Task prompt: Where a line contains the word "षयगत", copy that line in full.

-*-

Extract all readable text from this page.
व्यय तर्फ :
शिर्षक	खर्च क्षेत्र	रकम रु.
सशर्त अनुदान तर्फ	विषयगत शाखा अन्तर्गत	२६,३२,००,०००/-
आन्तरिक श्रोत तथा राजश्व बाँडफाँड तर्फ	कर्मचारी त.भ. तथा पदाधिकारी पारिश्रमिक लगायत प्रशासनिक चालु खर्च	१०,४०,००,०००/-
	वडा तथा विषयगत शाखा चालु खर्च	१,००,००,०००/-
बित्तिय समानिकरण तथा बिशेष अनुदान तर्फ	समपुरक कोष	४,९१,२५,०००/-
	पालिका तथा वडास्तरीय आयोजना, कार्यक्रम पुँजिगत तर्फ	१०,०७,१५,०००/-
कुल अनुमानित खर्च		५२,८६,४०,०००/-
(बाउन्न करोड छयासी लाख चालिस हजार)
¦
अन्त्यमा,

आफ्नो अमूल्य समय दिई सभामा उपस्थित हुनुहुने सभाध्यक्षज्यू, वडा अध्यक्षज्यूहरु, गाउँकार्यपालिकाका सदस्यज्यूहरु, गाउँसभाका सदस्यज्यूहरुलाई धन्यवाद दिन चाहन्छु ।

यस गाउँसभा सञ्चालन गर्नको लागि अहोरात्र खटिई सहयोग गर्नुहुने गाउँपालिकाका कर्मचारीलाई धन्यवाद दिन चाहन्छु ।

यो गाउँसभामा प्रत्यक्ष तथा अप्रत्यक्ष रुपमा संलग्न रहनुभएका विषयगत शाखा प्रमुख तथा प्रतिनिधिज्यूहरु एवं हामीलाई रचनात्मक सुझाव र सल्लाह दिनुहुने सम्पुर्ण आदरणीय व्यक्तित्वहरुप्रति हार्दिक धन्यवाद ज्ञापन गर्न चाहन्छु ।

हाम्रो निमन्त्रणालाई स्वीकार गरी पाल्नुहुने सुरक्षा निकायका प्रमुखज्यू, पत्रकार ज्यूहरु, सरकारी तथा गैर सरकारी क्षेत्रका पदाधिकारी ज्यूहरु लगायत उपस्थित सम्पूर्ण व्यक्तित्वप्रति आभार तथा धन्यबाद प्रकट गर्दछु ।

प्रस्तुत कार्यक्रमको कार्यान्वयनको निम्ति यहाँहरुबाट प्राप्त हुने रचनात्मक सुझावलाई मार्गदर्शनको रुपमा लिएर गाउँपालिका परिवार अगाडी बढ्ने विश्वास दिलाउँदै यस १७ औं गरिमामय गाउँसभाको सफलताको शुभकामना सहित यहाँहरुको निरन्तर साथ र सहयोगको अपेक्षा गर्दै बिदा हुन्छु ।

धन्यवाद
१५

-*-

Task response:
सशर्त अनुदान तर्फ	विषयगत शाखा अन्तर्गत	२६,३२,००,०००/-
	वडा तथा विषयगत शाखा चालु खर्च	१,००,००,०००/-
यो गाउँसभामा प्रत्यक्ष तथा अप्रत्यक्ष रुपमा संलग्न रहनुभएका विषयगत शाखा प्रमुख तथा प्रतिनिधिज्यूहरु एवं हामीलाई रचनात्मक सुझाव र सल्लाह दिनुहुने सम्पुर्ण आदरणीय व्यक्तित्वहरुप्रति हार्दिक धन्यवाद ज्ञापन गर्न चाहन्छु ।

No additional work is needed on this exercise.